> **EXERCISE DIRECTIONS**
Pull each line holding "Charakter" out of the entries below.

(Entries taken from a collection)
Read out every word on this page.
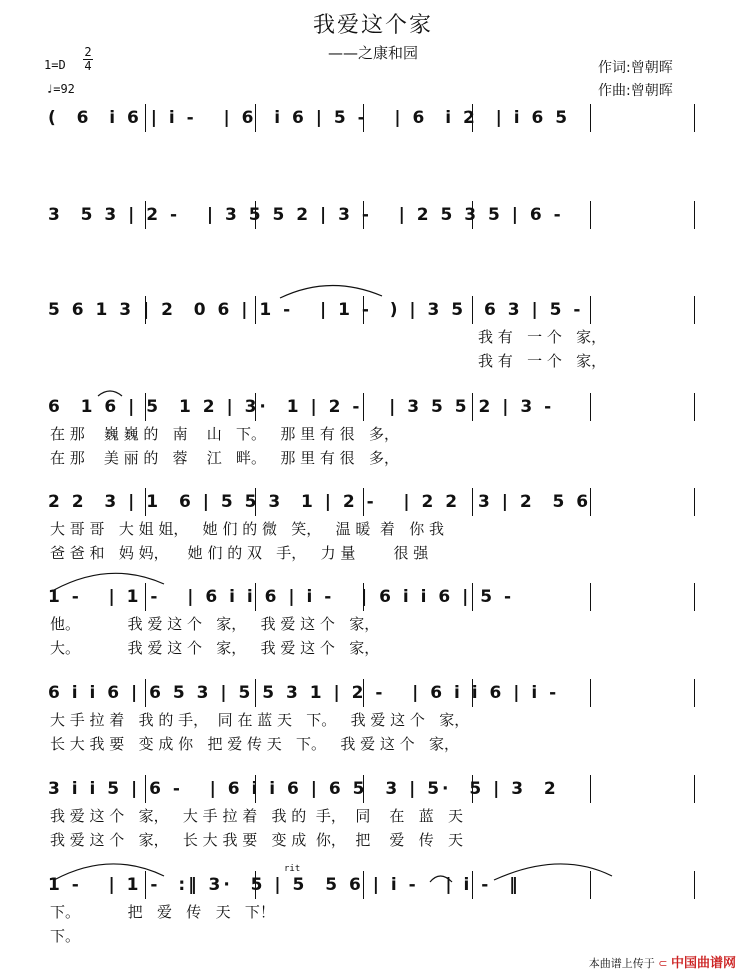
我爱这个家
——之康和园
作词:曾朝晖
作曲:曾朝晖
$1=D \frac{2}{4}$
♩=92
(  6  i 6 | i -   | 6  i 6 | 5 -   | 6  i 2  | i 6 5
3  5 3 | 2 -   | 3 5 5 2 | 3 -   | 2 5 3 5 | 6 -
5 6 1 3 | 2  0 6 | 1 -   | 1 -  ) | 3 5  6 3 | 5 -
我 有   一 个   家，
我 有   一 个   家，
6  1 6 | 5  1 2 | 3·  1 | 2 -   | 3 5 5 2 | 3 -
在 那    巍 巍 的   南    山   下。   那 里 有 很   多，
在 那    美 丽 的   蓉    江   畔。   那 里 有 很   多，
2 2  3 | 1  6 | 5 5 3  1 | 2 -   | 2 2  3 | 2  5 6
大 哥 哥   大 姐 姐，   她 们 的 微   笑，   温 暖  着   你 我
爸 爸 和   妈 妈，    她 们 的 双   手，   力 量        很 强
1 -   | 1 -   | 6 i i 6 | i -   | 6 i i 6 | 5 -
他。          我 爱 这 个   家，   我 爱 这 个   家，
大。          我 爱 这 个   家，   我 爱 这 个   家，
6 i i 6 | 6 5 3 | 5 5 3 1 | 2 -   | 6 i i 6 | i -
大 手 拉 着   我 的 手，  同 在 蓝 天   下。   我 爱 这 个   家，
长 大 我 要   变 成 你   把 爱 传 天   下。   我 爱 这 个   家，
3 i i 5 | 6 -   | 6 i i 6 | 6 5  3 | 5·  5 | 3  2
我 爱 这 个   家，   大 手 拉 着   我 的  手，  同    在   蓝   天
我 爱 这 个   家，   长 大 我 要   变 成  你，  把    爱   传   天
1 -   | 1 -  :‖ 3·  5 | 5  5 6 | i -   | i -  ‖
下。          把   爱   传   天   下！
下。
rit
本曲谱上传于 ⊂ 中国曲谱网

--

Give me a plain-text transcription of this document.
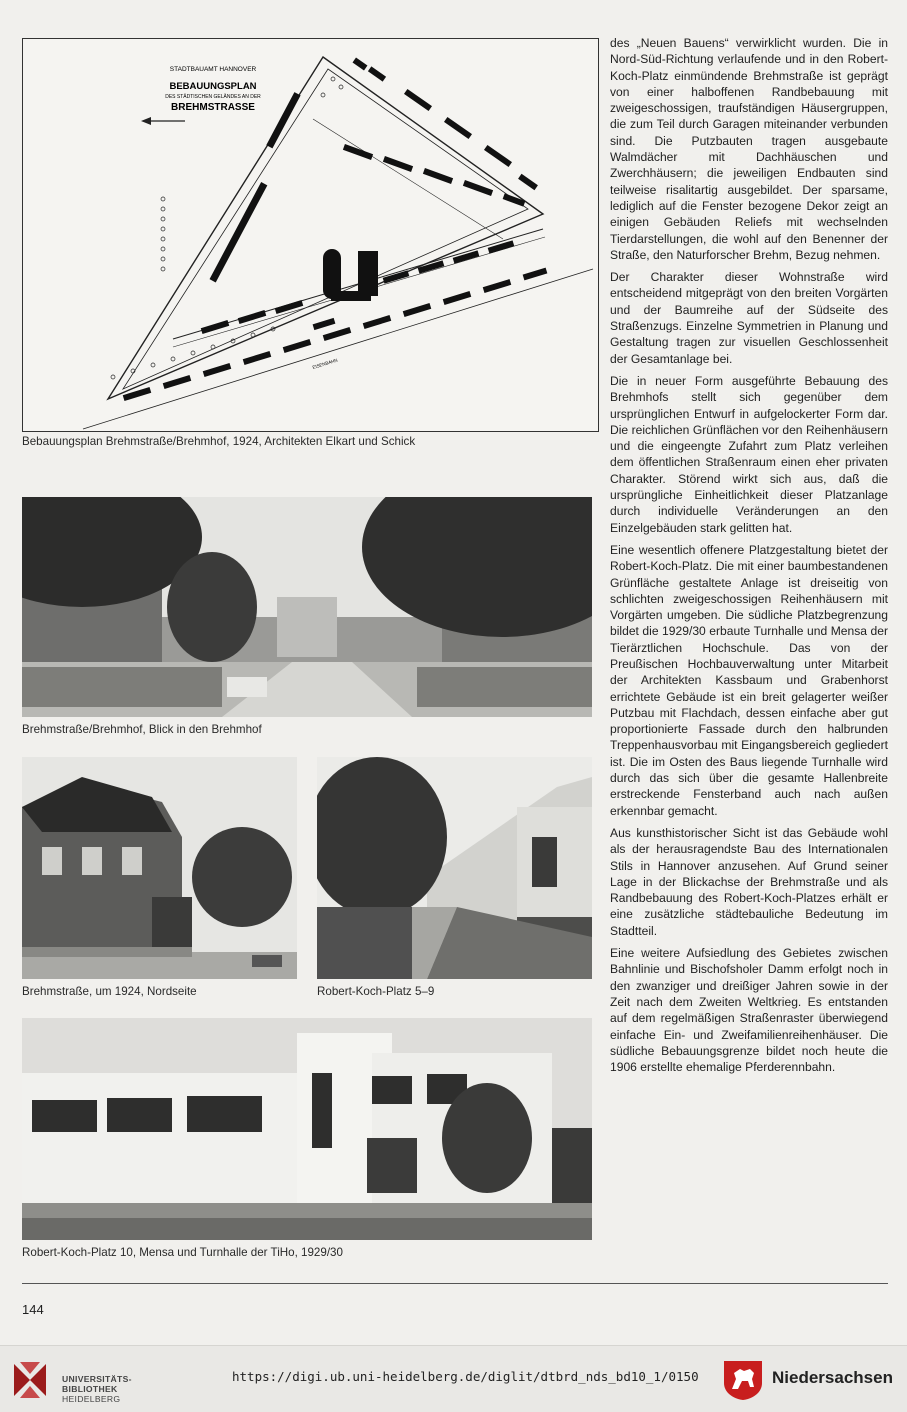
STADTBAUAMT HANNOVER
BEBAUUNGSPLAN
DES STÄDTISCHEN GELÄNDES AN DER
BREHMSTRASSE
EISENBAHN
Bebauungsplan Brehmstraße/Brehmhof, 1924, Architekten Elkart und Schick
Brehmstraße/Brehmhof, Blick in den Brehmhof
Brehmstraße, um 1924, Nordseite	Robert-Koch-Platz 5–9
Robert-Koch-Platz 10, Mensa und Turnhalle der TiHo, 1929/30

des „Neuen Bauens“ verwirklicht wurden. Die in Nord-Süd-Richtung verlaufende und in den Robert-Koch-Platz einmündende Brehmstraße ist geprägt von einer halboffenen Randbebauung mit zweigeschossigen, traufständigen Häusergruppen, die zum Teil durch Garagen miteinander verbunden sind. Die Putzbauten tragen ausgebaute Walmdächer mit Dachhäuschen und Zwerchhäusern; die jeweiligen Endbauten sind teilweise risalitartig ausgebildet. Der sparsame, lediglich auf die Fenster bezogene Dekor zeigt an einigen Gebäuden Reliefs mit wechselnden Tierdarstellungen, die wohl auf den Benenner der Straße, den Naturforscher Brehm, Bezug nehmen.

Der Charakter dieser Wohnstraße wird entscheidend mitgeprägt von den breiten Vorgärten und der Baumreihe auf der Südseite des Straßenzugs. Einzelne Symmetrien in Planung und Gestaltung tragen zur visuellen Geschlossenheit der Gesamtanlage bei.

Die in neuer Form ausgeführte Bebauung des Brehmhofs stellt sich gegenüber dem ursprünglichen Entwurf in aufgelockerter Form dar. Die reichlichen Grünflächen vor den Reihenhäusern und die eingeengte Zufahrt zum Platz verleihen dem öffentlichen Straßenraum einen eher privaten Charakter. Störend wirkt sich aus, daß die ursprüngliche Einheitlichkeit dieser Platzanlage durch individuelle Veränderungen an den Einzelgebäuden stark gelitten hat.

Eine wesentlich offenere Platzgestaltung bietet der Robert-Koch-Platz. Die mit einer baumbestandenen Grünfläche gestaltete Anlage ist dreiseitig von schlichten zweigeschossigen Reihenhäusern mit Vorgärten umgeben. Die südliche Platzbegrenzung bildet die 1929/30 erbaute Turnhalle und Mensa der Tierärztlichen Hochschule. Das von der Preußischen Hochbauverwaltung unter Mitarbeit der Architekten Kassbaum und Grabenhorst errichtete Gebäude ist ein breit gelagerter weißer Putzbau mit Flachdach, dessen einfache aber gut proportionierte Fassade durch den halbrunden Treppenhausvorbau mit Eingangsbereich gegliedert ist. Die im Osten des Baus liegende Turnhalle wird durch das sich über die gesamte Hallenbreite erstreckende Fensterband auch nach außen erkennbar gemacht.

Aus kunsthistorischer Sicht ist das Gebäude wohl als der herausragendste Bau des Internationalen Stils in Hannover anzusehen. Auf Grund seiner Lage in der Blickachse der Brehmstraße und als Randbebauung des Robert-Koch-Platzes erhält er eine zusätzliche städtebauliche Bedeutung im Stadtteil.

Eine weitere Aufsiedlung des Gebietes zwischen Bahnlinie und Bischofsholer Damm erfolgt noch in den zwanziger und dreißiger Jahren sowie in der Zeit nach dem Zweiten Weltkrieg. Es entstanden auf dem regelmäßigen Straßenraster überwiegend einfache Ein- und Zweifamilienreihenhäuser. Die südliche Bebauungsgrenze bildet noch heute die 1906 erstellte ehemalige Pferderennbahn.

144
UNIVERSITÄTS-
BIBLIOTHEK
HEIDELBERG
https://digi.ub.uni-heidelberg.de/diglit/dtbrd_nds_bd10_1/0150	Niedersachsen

> **RESULT OF THE EXERCISE**
Der Charakter dieser Wohnstraße wird entscheidend mitgeprägt von den breiten Vorgärten und der Baumreihe auf der Südseite des Straßenzugs. Einzelne Symmetrien in Planung und Gestaltung tragen zur visuellen Geschlossenheit der Gesamtanlage bei.
Die in neuer Form ausgeführte Bebauung des Brehmhofs stellt sich gegenüber dem ursprünglichen Entwurf in aufgelockerter Form dar. Die reichlichen Grünflächen vor den Reihenhäusern und die eingeengte Zufahrt zum Platz verleihen dem öffentlichen Straßenraum einen eher privaten Charakter. Störend wirkt sich aus, daß die ursprüngliche Einheitlichkeit dieser Platzanlage durch individuelle Veränderungen an den Einzelgebäuden stark gelitten hat.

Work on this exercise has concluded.